* [Instruction] Repeat the listing word for word. No pictures belong in the copy.

[Rows from a figure dataset]
[start]

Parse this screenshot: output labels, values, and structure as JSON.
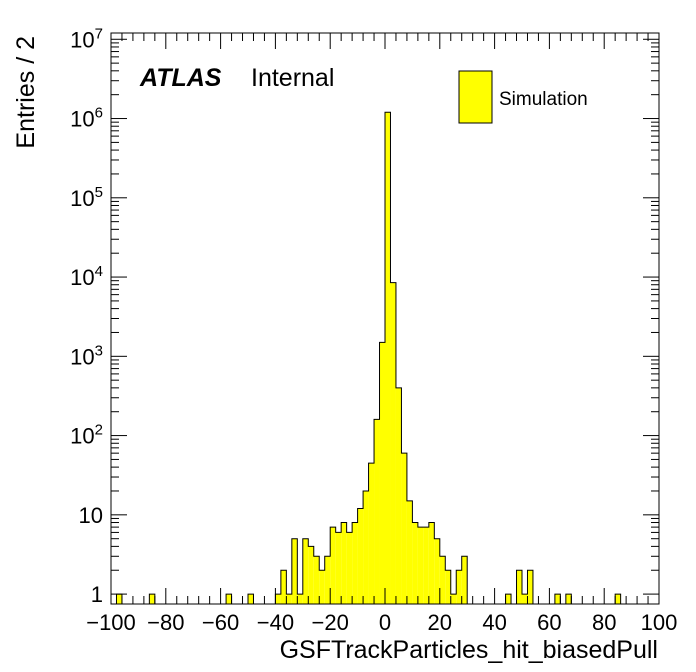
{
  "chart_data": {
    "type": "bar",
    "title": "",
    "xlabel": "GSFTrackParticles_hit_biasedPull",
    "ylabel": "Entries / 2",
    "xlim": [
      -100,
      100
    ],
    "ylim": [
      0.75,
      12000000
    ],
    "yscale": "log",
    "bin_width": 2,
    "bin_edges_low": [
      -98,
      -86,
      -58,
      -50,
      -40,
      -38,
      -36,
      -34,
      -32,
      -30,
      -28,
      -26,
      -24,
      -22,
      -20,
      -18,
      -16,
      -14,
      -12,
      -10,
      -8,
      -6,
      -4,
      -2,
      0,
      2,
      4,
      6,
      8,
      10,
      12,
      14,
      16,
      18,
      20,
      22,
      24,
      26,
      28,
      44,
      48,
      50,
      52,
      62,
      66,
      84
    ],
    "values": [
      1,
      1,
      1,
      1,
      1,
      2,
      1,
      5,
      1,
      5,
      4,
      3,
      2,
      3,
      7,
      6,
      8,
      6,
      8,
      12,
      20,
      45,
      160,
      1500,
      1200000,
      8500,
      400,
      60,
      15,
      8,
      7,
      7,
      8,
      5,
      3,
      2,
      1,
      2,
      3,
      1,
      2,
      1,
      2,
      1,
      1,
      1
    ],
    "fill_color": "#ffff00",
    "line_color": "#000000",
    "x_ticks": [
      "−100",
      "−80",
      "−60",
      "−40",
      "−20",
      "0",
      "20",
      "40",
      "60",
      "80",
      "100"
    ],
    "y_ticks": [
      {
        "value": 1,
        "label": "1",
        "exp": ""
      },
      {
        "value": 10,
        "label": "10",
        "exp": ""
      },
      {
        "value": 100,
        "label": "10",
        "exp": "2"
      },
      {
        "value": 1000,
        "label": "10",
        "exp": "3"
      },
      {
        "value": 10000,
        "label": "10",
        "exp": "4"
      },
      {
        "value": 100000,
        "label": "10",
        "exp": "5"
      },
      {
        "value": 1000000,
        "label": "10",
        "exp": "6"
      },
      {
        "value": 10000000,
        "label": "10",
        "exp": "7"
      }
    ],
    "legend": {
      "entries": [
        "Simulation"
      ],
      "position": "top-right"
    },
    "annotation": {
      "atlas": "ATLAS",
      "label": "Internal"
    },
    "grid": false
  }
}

[end]

* [Task result]
Parse this screenshot: output labels, values, and structure as JSON.
{
  "chart_data": {
    "type": "bar",
    "title": "",
    "xlabel": "GSFTrackParticles_hit_biasedPull",
    "ylabel": "Entries / 2",
    "xlim": [
      -100,
      100
    ],
    "ylim": [
      0.75,
      12000000
    ],
    "yscale": "log",
    "bin_width": 2,
    "bin_edges_low": [
      -98,
      -86,
      -58,
      -50,
      -40,
      -38,
      -36,
      -34,
      -32,
      -30,
      -28,
      -26,
      -24,
      -22,
      -20,
      -18,
      -16,
      -14,
      -12,
      -10,
      -8,
      -6,
      -4,
      -2,
      0,
      2,
      4,
      6,
      8,
      10,
      12,
      14,
      16,
      18,
      20,
      22,
      24,
      26,
      28,
      44,
      48,
      50,
      52,
      62,
      66,
      84
    ],
    "values": [
      1,
      1,
      1,
      1,
      1,
      2,
      1,
      5,
      1,
      5,
      4,
      3,
      2,
      3,
      7,
      6,
      8,
      6,
      8,
      12,
      20,
      45,
      160,
      1500,
      1200000,
      8500,
      400,
      60,
      15,
      8,
      7,
      7,
      8,
      5,
      3,
      2,
      1,
      2,
      3,
      1,
      2,
      1,
      2,
      1,
      1,
      1
    ],
    "fill_color": "#ffff00",
    "line_color": "#000000",
    "x_ticks": [
      "−100",
      "−80",
      "−60",
      "−40",
      "−20",
      "0",
      "20",
      "40",
      "60",
      "80",
      "100"
    ],
    "y_ticks": [
      {
        "value": 1,
        "label": "1",
        "exp": ""
      },
      {
        "value": 10,
        "label": "10",
        "exp": ""
      },
      {
        "value": 100,
        "label": "10",
        "exp": "2"
      },
      {
        "value": 1000,
        "label": "10",
        "exp": "3"
      },
      {
        "value": 10000,
        "label": "10",
        "exp": "4"
      },
      {
        "value": 100000,
        "label": "10",
        "exp": "5"
      },
      {
        "value": 1000000,
        "label": "10",
        "exp": "6"
      },
      {
        "value": 10000000,
        "label": "10",
        "exp": "7"
      }
    ],
    "legend": {
      "entries": [
        "Simulation"
      ],
      "position": "top-right"
    },
    "annotation": {
      "atlas": "ATLAS",
      "label": "Internal"
    },
    "grid": false
  }
}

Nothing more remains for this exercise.